WHAT YOU WILL DO »
Reply with the count of lines holding "name", nothing more.

ROWS »
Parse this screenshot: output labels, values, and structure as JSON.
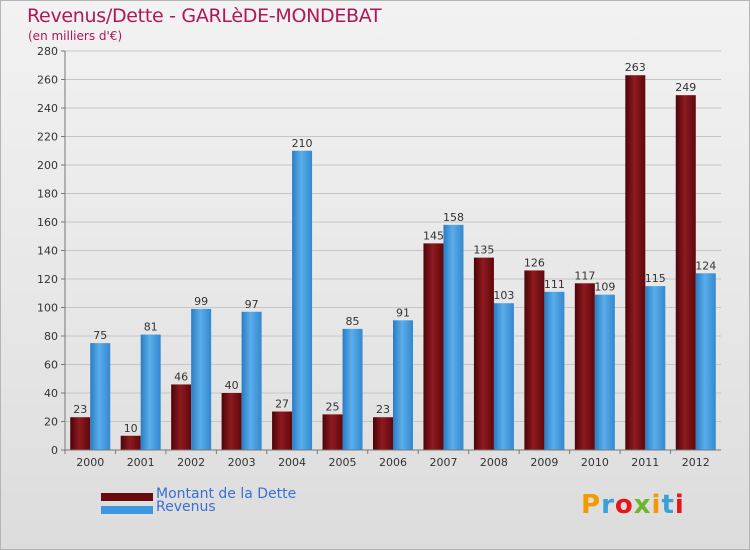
{
  "chart_data": {
    "type": "bar",
    "title": "Revenus/Dette - GARLèDE-MONDEBAT",
    "subtitle": "(en milliers d'€)",
    "categories": [
      "2000",
      "2001",
      "2002",
      "2003",
      "2004",
      "2005",
      "2006",
      "2007",
      "2008",
      "2009",
      "2010",
      "2011",
      "2012"
    ],
    "series": [
      {
        "name": "Montant de la Dette",
        "color": "#7a0c10",
        "values": [
          23,
          10,
          46,
          40,
          27,
          25,
          23,
          145,
          135,
          126,
          117,
          263,
          249
        ]
      },
      {
        "name": "Revenus",
        "color": "#3d98e0",
        "values": [
          75,
          81,
          99,
          97,
          210,
          85,
          91,
          158,
          103,
          111,
          109,
          115,
          124
        ]
      }
    ],
    "ylim": [
      0,
      280
    ],
    "yticks": [
      0,
      20,
      40,
      60,
      80,
      100,
      120,
      140,
      160,
      180,
      200,
      220,
      240,
      260,
      280
    ],
    "grid": true,
    "legend_position": "bottom-left"
  },
  "logo": {
    "letters": [
      "P",
      "r",
      "o",
      "x",
      "i",
      "t",
      "i"
    ],
    "colors": [
      "#f29a00",
      "#3aa0d8",
      "#e8141b",
      "#6cb52d",
      "#f29a00",
      "#3aa0d8",
      "#e8141b"
    ]
  }
}
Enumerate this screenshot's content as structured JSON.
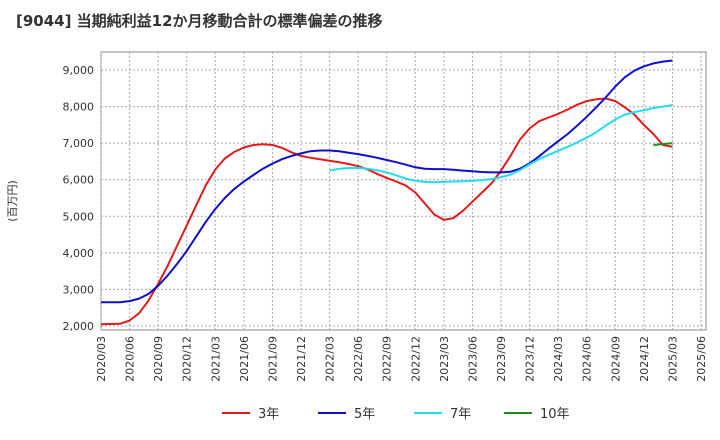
{
  "chart_data": {
    "type": "line",
    "title": "[9044]  当期純利益12か月移動合計の標準偏差の推移",
    "ylabel": "(百万円)",
    "xlabel": "",
    "ylim": [
      2000,
      9500
    ],
    "yticks": [
      2000,
      3000,
      4000,
      5000,
      6000,
      7000,
      8000,
      9000
    ],
    "ytick_labels": [
      "2,000",
      "3,000",
      "4,000",
      "5,000",
      "6,000",
      "7,000",
      "8,000",
      "9,000"
    ],
    "xticks": [
      "2020/03",
      "2020/06",
      "2020/09",
      "2020/12",
      "2021/03",
      "2021/06",
      "2021/09",
      "2021/12",
      "2022/03",
      "2022/06",
      "2022/09",
      "2022/12",
      "2023/03",
      "2023/06",
      "2023/09",
      "2023/12",
      "2024/03",
      "2024/06",
      "2024/09",
      "2024/12",
      "2025/03",
      "2025/06"
    ],
    "grid": true,
    "legend_position": "bottom",
    "series": [
      {
        "name": "3年",
        "color": "#e31a1c",
        "x": [
          "2020/03",
          "2020/05",
          "2020/06",
          "2020/07",
          "2020/08",
          "2020/09",
          "2020/10",
          "2020/11",
          "2020/12",
          "2021/01",
          "2021/02",
          "2021/03",
          "2021/04",
          "2021/05",
          "2021/06",
          "2021/07",
          "2021/08",
          "2021/09",
          "2021/10",
          "2021/11",
          "2021/12",
          "2022/01",
          "2022/02",
          "2022/03",
          "2022/04",
          "2022/05",
          "2022/06",
          "2022/07",
          "2022/08",
          "2022/09",
          "2022/10",
          "2022/11",
          "2022/12",
          "2023/01",
          "2023/02",
          "2023/03",
          "2023/04",
          "2023/05",
          "2023/06",
          "2023/07",
          "2023/08",
          "2023/09",
          "2023/10",
          "2023/11",
          "2023/12",
          "2024/01",
          "2024/02",
          "2024/03",
          "2024/04",
          "2024/05",
          "2024/06",
          "2024/07",
          "2024/08",
          "2024/09",
          "2024/10",
          "2024/11",
          "2024/12",
          "2025/01",
          "2025/02",
          "2025/03"
        ],
        "values": [
          2050,
          2060,
          2150,
          2350,
          2700,
          3150,
          3650,
          4200,
          4750,
          5300,
          5850,
          6280,
          6580,
          6760,
          6880,
          6950,
          6970,
          6950,
          6870,
          6750,
          6650,
          6600,
          6560,
          6520,
          6480,
          6430,
          6370,
          6280,
          6160,
          6050,
          5950,
          5840,
          5650,
          5350,
          5050,
          4900,
          4950,
          5150,
          5400,
          5650,
          5900,
          6250,
          6650,
          7100,
          7400,
          7600,
          7700,
          7800,
          7920,
          8050,
          8150,
          8200,
          8220,
          8150,
          7980,
          7780,
          7500,
          7250,
          6950,
          6900
        ],
        "x_start": "2020/03",
        "x_end": "2025/03"
      },
      {
        "name": "5年",
        "color": "#1010cc",
        "x": [
          "2020/03",
          "2020/04",
          "2020/05",
          "2020/06",
          "2020/07",
          "2020/08",
          "2020/09",
          "2020/10",
          "2020/11",
          "2020/12",
          "2021/01",
          "2021/02",
          "2021/03",
          "2021/04",
          "2021/05",
          "2021/06",
          "2021/07",
          "2021/08",
          "2021/09",
          "2021/10",
          "2021/11",
          "2021/12",
          "2022/01",
          "2022/02",
          "2022/03",
          "2022/04",
          "2022/05",
          "2022/06",
          "2022/07",
          "2022/08",
          "2022/09",
          "2022/10",
          "2022/11",
          "2022/12",
          "2023/01",
          "2023/02",
          "2023/03",
          "2023/04",
          "2023/05",
          "2023/06",
          "2023/07",
          "2023/08",
          "2023/09",
          "2023/10",
          "2023/11",
          "2023/12",
          "2024/01",
          "2024/02",
          "2024/03",
          "2024/04",
          "2024/05",
          "2024/06",
          "2024/07",
          "2024/08",
          "2024/09",
          "2024/10",
          "2024/11",
          "2024/12",
          "2025/01",
          "2025/02",
          "2025/03"
        ],
        "values": [
          2650,
          2650,
          2650,
          2680,
          2750,
          2880,
          3100,
          3380,
          3700,
          4050,
          4450,
          4850,
          5200,
          5500,
          5750,
          5950,
          6130,
          6300,
          6440,
          6560,
          6650,
          6720,
          6780,
          6800,
          6800,
          6780,
          6740,
          6700,
          6650,
          6600,
          6540,
          6480,
          6410,
          6340,
          6300,
          6290,
          6290,
          6270,
          6250,
          6230,
          6210,
          6200,
          6200,
          6220,
          6300,
          6450,
          6640,
          6850,
          7050,
          7250,
          7480,
          7720,
          7980,
          8250,
          8550,
          8800,
          8980,
          9100,
          9180,
          9230,
          9260
        ],
        "x_start": "2020/03",
        "x_end": "2025/03"
      },
      {
        "name": "7年",
        "color": "#22ddee",
        "x": [
          "2022/03",
          "2022/04",
          "2022/05",
          "2022/06",
          "2022/07",
          "2022/08",
          "2022/09",
          "2022/10",
          "2022/11",
          "2022/12",
          "2023/01",
          "2023/02",
          "2023/03",
          "2023/04",
          "2023/05",
          "2023/06",
          "2023/07",
          "2023/08",
          "2023/09",
          "2023/10",
          "2023/11",
          "2023/12",
          "2024/01",
          "2024/02",
          "2024/03",
          "2024/04",
          "2024/05",
          "2024/06",
          "2024/07",
          "2024/08",
          "2024/09",
          "2024/10",
          "2024/11",
          "2024/12",
          "2025/01",
          "2025/02",
          "2025/03"
        ],
        "values": [
          6250,
          6300,
          6320,
          6320,
          6300,
          6260,
          6200,
          6120,
          6030,
          5970,
          5940,
          5930,
          5940,
          5950,
          5960,
          5970,
          5990,
          6020,
          6070,
          6140,
          6260,
          6420,
          6560,
          6680,
          6790,
          6900,
          7020,
          7150,
          7300,
          7480,
          7650,
          7780,
          7850,
          7900,
          7960,
          8000,
          8040
        ],
        "x_start": "2022/03",
        "x_end": "2025/03"
      },
      {
        "name": "10年",
        "color": "#228b22",
        "x": [
          "2025/01",
          "2025/03"
        ],
        "values": [
          6950,
          7000
        ],
        "x_start": "2025/01",
        "x_end": "2025/03"
      }
    ]
  }
}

ANSWER TO THE PROBLEM »
6